» Given request
Retype exactly the lines that run from the line with "Give me a plain-text" to the final line of the entries, keeping both ends and nothing else.

» Records for this exercise
______

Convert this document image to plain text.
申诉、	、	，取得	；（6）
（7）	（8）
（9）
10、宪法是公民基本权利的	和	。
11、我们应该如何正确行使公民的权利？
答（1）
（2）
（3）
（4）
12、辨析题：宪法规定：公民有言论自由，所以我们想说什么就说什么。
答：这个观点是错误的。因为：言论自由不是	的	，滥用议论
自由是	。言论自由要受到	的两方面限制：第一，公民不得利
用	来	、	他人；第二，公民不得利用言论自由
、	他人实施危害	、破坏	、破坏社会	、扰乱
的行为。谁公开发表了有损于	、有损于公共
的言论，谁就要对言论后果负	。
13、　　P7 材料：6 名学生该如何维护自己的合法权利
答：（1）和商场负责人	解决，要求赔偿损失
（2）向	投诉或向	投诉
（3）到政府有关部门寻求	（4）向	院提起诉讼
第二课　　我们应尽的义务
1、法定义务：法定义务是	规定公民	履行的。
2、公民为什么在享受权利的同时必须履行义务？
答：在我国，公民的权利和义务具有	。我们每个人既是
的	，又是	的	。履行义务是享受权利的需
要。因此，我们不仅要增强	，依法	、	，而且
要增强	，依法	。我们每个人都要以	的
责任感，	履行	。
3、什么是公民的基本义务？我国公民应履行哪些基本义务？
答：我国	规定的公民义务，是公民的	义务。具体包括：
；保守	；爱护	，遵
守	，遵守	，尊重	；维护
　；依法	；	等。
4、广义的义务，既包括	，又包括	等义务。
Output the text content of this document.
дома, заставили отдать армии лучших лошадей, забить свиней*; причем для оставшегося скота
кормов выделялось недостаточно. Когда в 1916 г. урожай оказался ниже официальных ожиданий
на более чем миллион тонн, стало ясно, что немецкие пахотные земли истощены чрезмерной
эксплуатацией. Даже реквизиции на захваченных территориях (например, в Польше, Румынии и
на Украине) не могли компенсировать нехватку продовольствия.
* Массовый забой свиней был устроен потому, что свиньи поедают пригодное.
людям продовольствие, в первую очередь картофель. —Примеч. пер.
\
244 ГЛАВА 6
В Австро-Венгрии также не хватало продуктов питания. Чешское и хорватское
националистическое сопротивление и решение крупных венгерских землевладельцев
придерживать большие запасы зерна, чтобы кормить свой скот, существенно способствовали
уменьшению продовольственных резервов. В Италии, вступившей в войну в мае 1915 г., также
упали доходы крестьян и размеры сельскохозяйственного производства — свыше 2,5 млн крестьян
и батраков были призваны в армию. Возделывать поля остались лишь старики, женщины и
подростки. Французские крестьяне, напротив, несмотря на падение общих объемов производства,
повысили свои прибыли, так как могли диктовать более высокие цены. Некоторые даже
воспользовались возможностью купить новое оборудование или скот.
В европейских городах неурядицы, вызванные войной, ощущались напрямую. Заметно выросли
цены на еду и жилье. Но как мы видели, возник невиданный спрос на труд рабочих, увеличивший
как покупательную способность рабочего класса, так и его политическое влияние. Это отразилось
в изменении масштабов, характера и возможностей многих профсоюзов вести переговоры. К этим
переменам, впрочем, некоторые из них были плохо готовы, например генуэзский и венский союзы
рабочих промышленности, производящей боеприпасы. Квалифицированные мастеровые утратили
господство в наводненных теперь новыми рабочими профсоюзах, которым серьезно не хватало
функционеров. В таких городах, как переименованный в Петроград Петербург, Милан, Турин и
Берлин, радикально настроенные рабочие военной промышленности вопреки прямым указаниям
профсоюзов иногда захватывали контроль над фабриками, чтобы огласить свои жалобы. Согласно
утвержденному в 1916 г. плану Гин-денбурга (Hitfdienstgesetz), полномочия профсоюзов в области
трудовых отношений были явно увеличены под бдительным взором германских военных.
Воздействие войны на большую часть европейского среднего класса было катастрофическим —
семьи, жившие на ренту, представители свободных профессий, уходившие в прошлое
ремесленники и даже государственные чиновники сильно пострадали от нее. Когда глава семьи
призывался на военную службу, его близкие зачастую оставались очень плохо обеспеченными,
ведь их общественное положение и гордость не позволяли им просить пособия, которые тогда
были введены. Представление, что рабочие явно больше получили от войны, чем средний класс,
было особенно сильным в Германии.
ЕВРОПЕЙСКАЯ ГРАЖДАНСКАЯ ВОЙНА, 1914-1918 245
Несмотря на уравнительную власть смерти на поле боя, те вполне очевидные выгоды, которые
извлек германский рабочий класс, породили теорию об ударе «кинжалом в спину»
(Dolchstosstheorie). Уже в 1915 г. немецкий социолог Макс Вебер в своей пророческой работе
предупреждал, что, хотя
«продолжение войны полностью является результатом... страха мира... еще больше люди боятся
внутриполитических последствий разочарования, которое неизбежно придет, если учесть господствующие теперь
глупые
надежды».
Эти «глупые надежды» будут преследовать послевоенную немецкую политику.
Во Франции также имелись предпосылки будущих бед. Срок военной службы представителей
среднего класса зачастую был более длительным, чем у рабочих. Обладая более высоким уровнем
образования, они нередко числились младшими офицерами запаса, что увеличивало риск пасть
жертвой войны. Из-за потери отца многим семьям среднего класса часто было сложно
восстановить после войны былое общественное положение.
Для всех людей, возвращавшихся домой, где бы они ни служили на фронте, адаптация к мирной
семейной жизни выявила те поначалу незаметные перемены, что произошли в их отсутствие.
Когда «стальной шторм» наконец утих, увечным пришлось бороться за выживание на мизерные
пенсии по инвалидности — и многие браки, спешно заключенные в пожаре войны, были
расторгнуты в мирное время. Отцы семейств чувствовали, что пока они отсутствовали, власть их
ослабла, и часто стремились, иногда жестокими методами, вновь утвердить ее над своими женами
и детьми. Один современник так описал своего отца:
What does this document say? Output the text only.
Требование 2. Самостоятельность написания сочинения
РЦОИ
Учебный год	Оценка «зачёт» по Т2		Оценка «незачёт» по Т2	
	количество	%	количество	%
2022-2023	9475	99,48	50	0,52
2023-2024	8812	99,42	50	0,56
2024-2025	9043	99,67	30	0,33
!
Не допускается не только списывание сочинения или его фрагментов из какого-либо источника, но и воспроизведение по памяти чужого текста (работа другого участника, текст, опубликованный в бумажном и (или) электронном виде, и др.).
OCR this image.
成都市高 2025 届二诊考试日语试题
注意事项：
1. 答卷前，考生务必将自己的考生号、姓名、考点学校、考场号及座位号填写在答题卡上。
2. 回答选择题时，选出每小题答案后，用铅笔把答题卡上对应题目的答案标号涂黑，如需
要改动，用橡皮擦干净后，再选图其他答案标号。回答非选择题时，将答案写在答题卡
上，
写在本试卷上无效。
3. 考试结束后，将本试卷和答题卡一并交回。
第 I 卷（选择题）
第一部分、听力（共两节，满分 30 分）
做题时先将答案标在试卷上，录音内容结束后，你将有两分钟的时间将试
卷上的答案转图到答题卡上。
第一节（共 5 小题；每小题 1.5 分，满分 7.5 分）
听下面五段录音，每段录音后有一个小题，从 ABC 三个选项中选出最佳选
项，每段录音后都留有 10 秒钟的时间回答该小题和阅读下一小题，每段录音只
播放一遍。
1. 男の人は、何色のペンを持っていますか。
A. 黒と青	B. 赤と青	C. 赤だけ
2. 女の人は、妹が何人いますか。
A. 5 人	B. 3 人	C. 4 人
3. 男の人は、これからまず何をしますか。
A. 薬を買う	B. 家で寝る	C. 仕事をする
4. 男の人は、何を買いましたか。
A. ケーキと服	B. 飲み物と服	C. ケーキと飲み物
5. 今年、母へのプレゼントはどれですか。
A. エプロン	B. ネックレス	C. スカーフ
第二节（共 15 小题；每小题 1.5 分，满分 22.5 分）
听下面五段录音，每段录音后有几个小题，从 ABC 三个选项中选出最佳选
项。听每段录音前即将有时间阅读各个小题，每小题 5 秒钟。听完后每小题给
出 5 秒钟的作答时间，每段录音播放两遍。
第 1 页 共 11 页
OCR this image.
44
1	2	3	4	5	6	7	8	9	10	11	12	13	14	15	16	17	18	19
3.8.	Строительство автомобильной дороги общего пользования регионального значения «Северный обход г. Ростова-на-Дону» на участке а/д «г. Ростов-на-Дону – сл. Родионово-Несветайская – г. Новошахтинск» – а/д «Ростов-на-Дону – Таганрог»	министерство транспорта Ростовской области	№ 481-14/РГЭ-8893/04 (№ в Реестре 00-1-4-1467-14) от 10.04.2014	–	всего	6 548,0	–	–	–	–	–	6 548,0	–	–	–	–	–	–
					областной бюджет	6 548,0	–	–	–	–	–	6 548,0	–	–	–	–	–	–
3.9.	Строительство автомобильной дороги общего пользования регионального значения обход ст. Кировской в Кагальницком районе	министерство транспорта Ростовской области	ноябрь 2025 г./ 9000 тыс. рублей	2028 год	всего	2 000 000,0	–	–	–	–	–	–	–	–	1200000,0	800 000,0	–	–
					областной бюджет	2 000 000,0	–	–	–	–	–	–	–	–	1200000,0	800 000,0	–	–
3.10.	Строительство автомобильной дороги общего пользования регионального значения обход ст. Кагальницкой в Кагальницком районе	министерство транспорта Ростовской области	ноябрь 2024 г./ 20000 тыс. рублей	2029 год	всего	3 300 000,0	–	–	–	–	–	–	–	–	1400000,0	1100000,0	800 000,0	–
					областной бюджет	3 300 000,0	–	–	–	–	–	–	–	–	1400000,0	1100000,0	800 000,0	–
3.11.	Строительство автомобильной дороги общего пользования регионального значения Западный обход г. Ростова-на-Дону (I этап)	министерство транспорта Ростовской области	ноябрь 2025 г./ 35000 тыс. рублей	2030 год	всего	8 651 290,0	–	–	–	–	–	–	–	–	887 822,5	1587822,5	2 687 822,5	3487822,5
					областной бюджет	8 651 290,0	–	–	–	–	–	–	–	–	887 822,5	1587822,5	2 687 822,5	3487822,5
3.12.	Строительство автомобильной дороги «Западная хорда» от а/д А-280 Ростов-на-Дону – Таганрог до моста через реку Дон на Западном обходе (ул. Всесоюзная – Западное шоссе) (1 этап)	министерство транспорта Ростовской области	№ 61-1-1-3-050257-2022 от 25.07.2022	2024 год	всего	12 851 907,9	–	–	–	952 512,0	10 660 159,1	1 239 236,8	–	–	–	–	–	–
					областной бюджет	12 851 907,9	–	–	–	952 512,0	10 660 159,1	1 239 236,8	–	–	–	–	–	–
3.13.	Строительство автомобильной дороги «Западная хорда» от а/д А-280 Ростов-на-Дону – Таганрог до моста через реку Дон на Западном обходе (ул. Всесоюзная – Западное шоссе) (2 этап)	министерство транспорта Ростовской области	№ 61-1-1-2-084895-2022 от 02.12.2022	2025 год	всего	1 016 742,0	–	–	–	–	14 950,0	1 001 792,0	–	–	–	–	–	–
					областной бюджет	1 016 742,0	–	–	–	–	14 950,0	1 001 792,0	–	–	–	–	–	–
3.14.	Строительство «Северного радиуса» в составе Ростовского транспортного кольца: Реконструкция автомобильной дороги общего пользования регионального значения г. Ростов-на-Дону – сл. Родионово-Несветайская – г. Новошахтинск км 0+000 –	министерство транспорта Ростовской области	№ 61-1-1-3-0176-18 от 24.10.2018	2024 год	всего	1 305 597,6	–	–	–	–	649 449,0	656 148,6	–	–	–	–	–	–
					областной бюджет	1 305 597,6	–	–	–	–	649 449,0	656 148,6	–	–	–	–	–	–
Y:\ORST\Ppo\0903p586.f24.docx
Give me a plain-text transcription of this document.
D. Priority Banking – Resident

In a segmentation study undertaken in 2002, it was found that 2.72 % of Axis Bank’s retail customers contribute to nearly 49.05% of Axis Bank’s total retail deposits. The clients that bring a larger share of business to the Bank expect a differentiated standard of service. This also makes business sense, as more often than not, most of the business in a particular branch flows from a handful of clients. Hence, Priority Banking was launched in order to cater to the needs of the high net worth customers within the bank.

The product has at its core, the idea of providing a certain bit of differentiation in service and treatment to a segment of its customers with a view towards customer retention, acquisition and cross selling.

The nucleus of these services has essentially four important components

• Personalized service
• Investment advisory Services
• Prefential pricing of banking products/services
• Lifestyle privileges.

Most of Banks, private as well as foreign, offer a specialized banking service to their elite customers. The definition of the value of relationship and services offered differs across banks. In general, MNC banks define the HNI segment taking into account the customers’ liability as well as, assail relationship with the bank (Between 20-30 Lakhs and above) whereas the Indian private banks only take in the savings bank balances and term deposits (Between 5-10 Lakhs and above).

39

______

» Correct response
Give me a plain-text transcription of this document.
D. Priority Banking – Resident

In a segmentation study undertaken in 2002, it was found that 2.72 % of Axis Bank’s retail customers contribute to nearly 49.05% of Axis Bank’s total retail deposits. The clients that bring a larger share of business to the Bank expect a differentiated standard of service. This also makes business sense, as more often than not, most of the business in a particular branch flows from a handful of clients. Hence, Priority Banking was launched in order to cater to the needs of the high net worth customers within the bank.

The product has at its core, the idea of providing a certain bit of differentiation in service and treatment to a segment of its customers with a view towards customer retention, acquisition and cross selling.

The nucleus of these services has essentially four important components

• Personalized service
• Investment advisory Services
• Prefential pricing of banking products/services
• Lifestyle privileges.

Most of Banks, private as well as foreign, offer a specialized banking service to their elite customers. The definition of the value of relationship and services offered differs across banks. In general, MNC banks define the HNI segment taking into account the customers’ liability as well as, assail relationship with the bank (Between 20-30 Lakhs and above) whereas the Indian private banks only take in the savings bank balances and term deposits (Between 5-10 Lakhs and above).

39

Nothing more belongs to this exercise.